- [WORK TO BE COMPLETED]: Every line below that holds the string "data" should be copied out.
>> start MATERIAL PROVIDED
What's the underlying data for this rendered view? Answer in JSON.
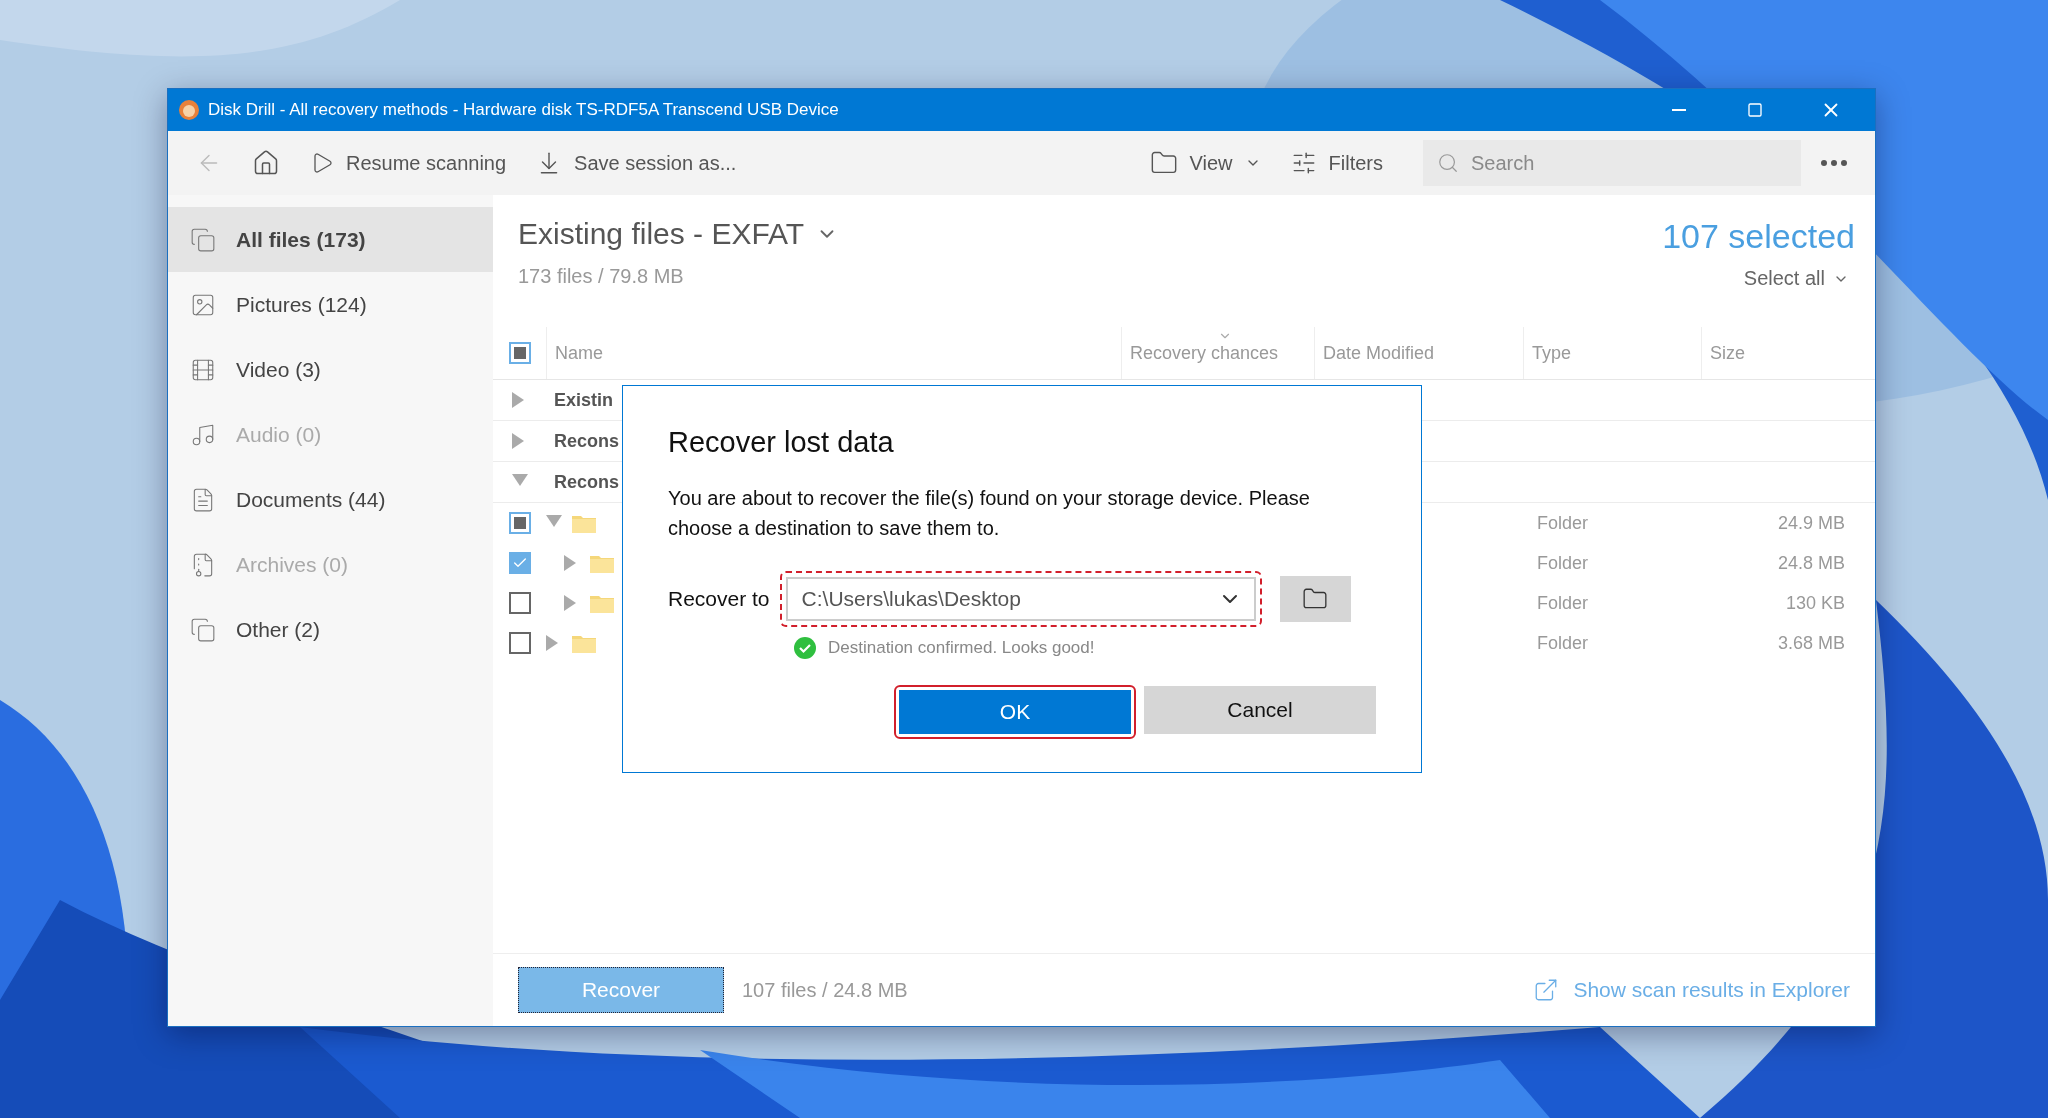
{
  "window": {
    "title": "Disk Drill - All recovery methods - Hardware disk TS-RDF5A Transcend USB Device"
  },
  "toolbar": {
    "back_disabled": true,
    "resume": "Resume scanning",
    "save": "Save session as...",
    "view": "View",
    "filters": "Filters",
    "search_placeholder": "Search"
  },
  "sidebar": {
    "items": [
      {
        "label": "All files (173)",
        "selected": true,
        "disabled": false
      },
      {
        "label": "Pictures (124)",
        "selected": false,
        "disabled": false
      },
      {
        "label": "Video (3)",
        "selected": false,
        "disabled": false
      },
      {
        "label": "Audio (0)",
        "selected": false,
        "disabled": true
      },
      {
        "label": "Documents (44)",
        "selected": false,
        "disabled": false
      },
      {
        "label": "Archives (0)",
        "selected": false,
        "disabled": true
      },
      {
        "label": "Other (2)",
        "selected": false,
        "disabled": false
      }
    ]
  },
  "header": {
    "title": "Existing files - EXFAT",
    "summary": "173 files / 79.8 MB",
    "selected_count": "107 selected",
    "select_all": "Select all"
  },
  "table": {
    "header_checked": false,
    "header_partial": true,
    "columns": [
      {
        "label": "Name",
        "sorted": false
      },
      {
        "label": "Recovery chances",
        "sorted": true
      },
      {
        "label": "Date Modified",
        "sorted": false
      },
      {
        "label": "Type",
        "sorted": false
      },
      {
        "label": "Size",
        "sorted": false
      }
    ],
    "rows": [
      {
        "kind": "group",
        "name": "Existin",
        "expanded": false
      },
      {
        "kind": "group",
        "name": "Recons",
        "expanded": false
      },
      {
        "kind": "group",
        "name": "Recons",
        "expanded": true,
        "children": [
          {
            "kind": "folder",
            "checked": false,
            "partial": true,
            "expanded": true,
            "type": "Folder",
            "size": "24.9 MB",
            "children": [
              {
                "kind": "folder",
                "checked": true,
                "partial": false,
                "expanded": false,
                "type": "Folder",
                "size": "24.8 MB"
              },
              {
                "kind": "folder",
                "checked": false,
                "partial": false,
                "expanded": false,
                "type": "Folder",
                "size": "130 KB"
              }
            ]
          },
          {
            "kind": "folder",
            "checked": false,
            "partial": false,
            "expanded": false,
            "type": "Folder",
            "size": "3.68 MB"
          }
        ]
      }
    ]
  },
  "dialog": {
    "title": "Recover lost data",
    "message": "You are about to recover the file(s) found on your storage device. Please choose a destination to save them to.",
    "field_label": "Recover to",
    "path": "C:\\Users\\lukas\\Desktop",
    "status": "Destination confirmed. Looks good!",
    "ok": "OK",
    "cancel": "Cancel"
  },
  "footer": {
    "recover": "Recover",
    "summary": "107 files / 24.8 MB",
    "explorer_link": "Show scan results in Explorer"
  }
}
>> end MATERIAL PROVIDED
- [EXERCISE OUTPUT]:
What's the underlying data for this rendered view? Answer in JSON.
    "title": "Recover lost data",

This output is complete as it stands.